Copy the result of filtering the entries below for lines that include the string "representing".

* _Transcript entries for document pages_

■ ■ ■ ■ ■

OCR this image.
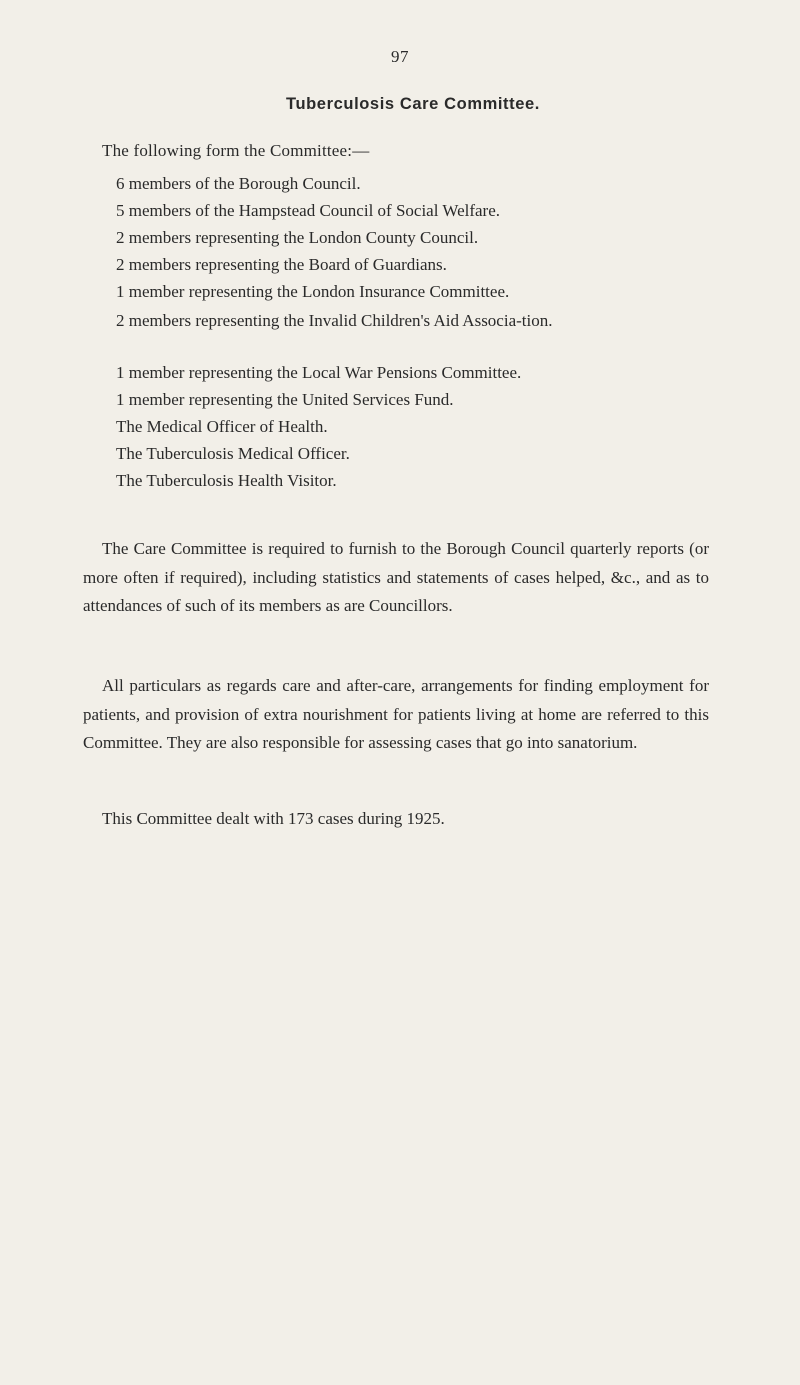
97
Tuberculosis Care Committee.
The following form the Committee:—
6 members of the Borough Council.
5 members of the Hampstead Council of Social Welfare.
2 members representing the London County Council.
2 members representing the Board of Guardians.
1 member representing the London Insurance Committee.
2 members representing the Invalid Children's Aid Associa-tion.
1 member representing the Local War Pensions Committee.
1 member representing the United Services Fund.
The Medical Officer of Health.
The Tuberculosis Medical Officer.
The Tuberculosis Health Visitor.

The Care Committee is required to furnish to the Borough Council quarterly reports (or more often if required), including statistics and statements of cases helped, &c., and as to attendances of such of its members as are Councillors.

All particulars as regards care and after-care, arrangements for finding employment for patients, and provision of extra nourishment for patients living at home are referred to this Committee. They are also responsible for assessing cases that go into sanatorium.

This Committee dealt with 173 cases during 1925.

■ ■ ■ ■ ■

* _Written solution_
2 members representing the London County Council.
2 members representing the Board of Guardians.
1 member representing the London Insurance Committee.
2 members representing the Invalid Children's Aid Associa-tion.
1 member representing the Local War Pensions Committee.
1 member representing the United Services Fund.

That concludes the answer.